### Exercise brief
How many lines in this data contain the string "Partner"? Reply with the number only.

-- START Information supplied --

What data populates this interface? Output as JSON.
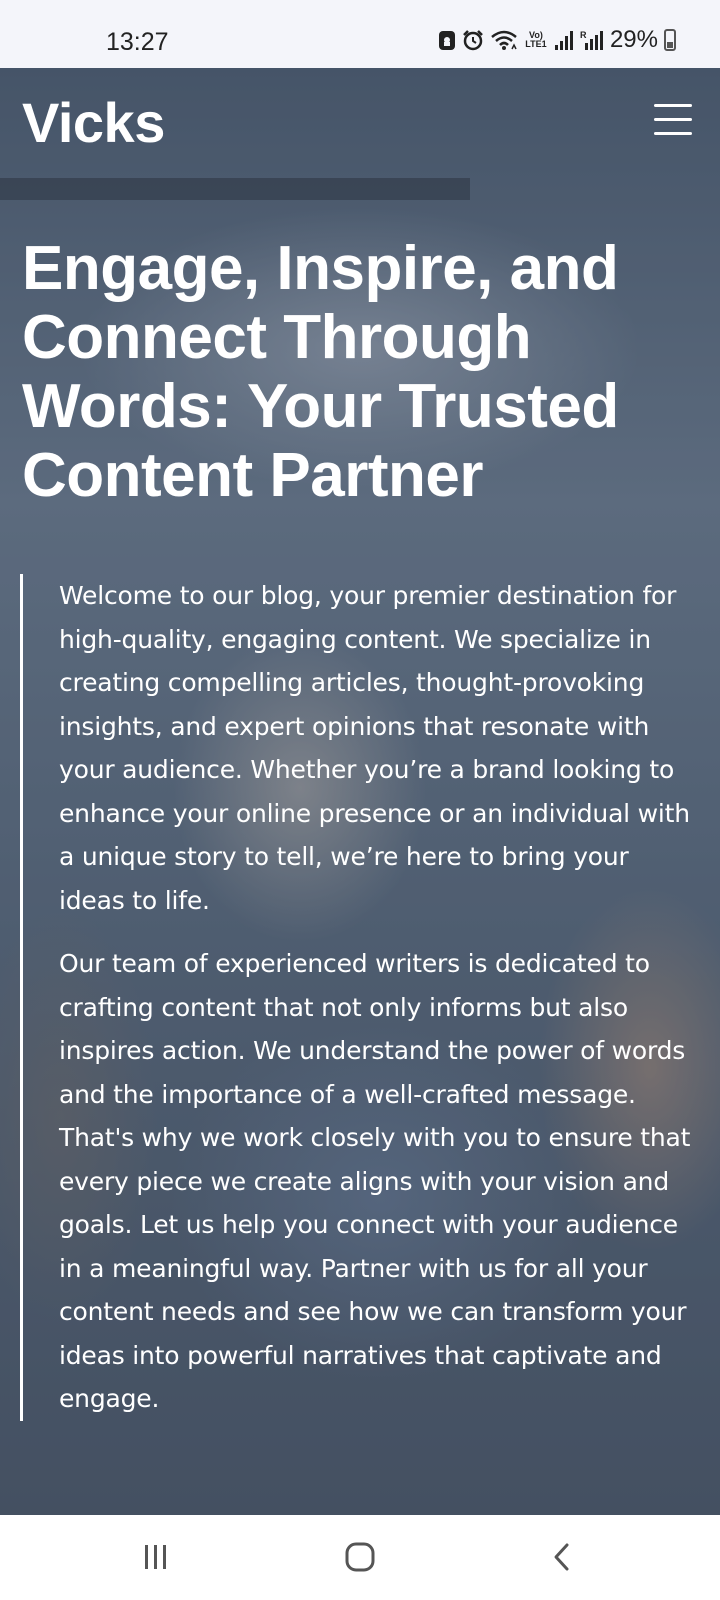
{
  "status_bar": {
    "time": "13:27",
    "lte_label": "Vo) LTE1",
    "battery_percent": "29%",
    "icons": [
      "lock-app-icon",
      "alarm-icon",
      "wifi-icon",
      "volte-icon",
      "signal-icon",
      "signal-roaming-icon",
      "battery-icon"
    ]
  },
  "header": {
    "brand": "Vicks",
    "menu_icon": "hamburger-menu-icon"
  },
  "hero": {
    "headline": "Engage, Inspire, and Connect Through Words: Your Trusted Content Partner",
    "paragraphs": [
      "Welcome to our blog, your premier destination for high-quality, engaging content. We specialize in creating compelling articles, thought-provoking insights, and expert opinions that resonate with your audience. Whether you’re a brand looking to enhance your online presence or an individual with a unique story to tell, we’re here to bring your ideas to life.",
      "Our team of experienced writers is dedicated to crafting content that not only informs but also inspires action. We understand the power of words and the importance of a well-crafted message. That's why we work closely with you to ensure that every piece we create aligns with your vision and goals. Let us help you connect with your audience in a meaningful way. Partner with us for all your content needs and see how we can transform your ideas into powerful narratives that captivate and engage."
    ]
  },
  "nav_bar": {
    "buttons": [
      "recent-apps-icon",
      "home-icon",
      "back-icon"
    ]
  },
  "colors": {
    "status_bar_bg": "#f4f5fa",
    "hero_overlay": "#4c5b6e",
    "text": "#ffffff"
  }
}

-- END Information supplied --

### Correct response
2